Extract from the listing each line in which the word "into" appears.

--- Start of Task inputs ---

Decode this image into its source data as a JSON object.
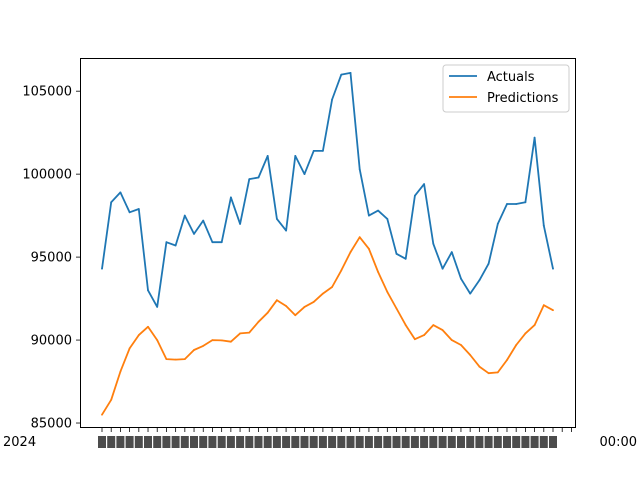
{
  "chart_data": {
    "type": "line",
    "title": "",
    "xlabel": "",
    "ylabel": "",
    "ylim": [
      84700,
      107000
    ],
    "yticks": [
      85000,
      90000,
      95000,
      100000,
      105000
    ],
    "ytick_labels": [
      "85000",
      "90000",
      "95000",
      "100000",
      "105000"
    ],
    "x_tick_label_note": "x-axis tick labels are overlapping date strings and are unreadable",
    "x_label_first": "2024",
    "x_label_last": "00:00",
    "x_count": 50,
    "legend_position": "upper right",
    "grid": false,
    "series": [
      {
        "name": "Actuals",
        "color": "#1f77b4",
        "values": [
          94300,
          98300,
          98900,
          97700,
          97900,
          93000,
          92000,
          95900,
          95700,
          97500,
          96400,
          97200,
          95900,
          95900,
          98600,
          97000,
          99700,
          99800,
          101100,
          97300,
          96600,
          101100,
          100000,
          101400,
          101400,
          104500,
          106000,
          106100,
          100300,
          97500,
          97800,
          97300,
          95200,
          94900,
          98700,
          99400,
          95800,
          94300,
          95300,
          93700,
          92800,
          93600,
          94600,
          97000,
          98200,
          98200,
          98300,
          102200,
          96900,
          94300
        ]
      },
      {
        "name": "Predictions",
        "color": "#ff7f0e",
        "values": [
          85500,
          86400,
          88100,
          89500,
          90300,
          90800,
          90000,
          88850,
          88820,
          88850,
          89400,
          89650,
          90000,
          89980,
          89900,
          90400,
          90450,
          91100,
          91650,
          92400,
          92050,
          91500,
          92000,
          92300,
          92800,
          93200,
          94200,
          95300,
          96200,
          95500,
          94100,
          92900,
          91900,
          90900,
          90050,
          90300,
          90900,
          90600,
          90000,
          89700,
          89100,
          88400,
          88000,
          88050,
          88800,
          89700,
          90400,
          90900,
          92100,
          91800
        ]
      }
    ]
  }
}
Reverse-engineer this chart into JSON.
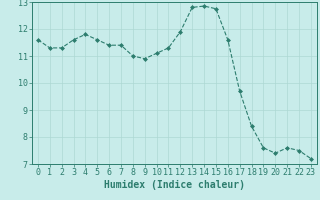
{
  "x": [
    0,
    1,
    2,
    3,
    4,
    5,
    6,
    7,
    8,
    9,
    10,
    11,
    12,
    13,
    14,
    15,
    16,
    17,
    18,
    19,
    20,
    21,
    22,
    23
  ],
  "y": [
    11.6,
    11.3,
    11.3,
    11.6,
    11.8,
    11.6,
    11.4,
    11.4,
    11.0,
    10.9,
    11.1,
    11.3,
    11.9,
    12.8,
    12.85,
    12.75,
    11.6,
    9.7,
    8.4,
    7.6,
    7.4,
    7.6,
    7.5,
    7.2
  ],
  "line_color": "#2d7d6e",
  "marker": "D",
  "marker_size": 2,
  "background_color": "#c8ecea",
  "grid_color": "#add8d4",
  "xlabel": "Humidex (Indice chaleur)",
  "xlabel_fontsize": 7,
  "tick_fontsize": 6,
  "ylim": [
    7,
    13
  ],
  "xlim": [
    -0.5,
    23.5
  ],
  "yticks": [
    7,
    8,
    9,
    10,
    11,
    12,
    13
  ],
  "xticks": [
    0,
    1,
    2,
    3,
    4,
    5,
    6,
    7,
    8,
    9,
    10,
    11,
    12,
    13,
    14,
    15,
    16,
    17,
    18,
    19,
    20,
    21,
    22,
    23
  ]
}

--- End of Task inputs ---

— Output for this task —
Decode this image into its source data as a JSON object.
Reverse-engineer this chart into JSON.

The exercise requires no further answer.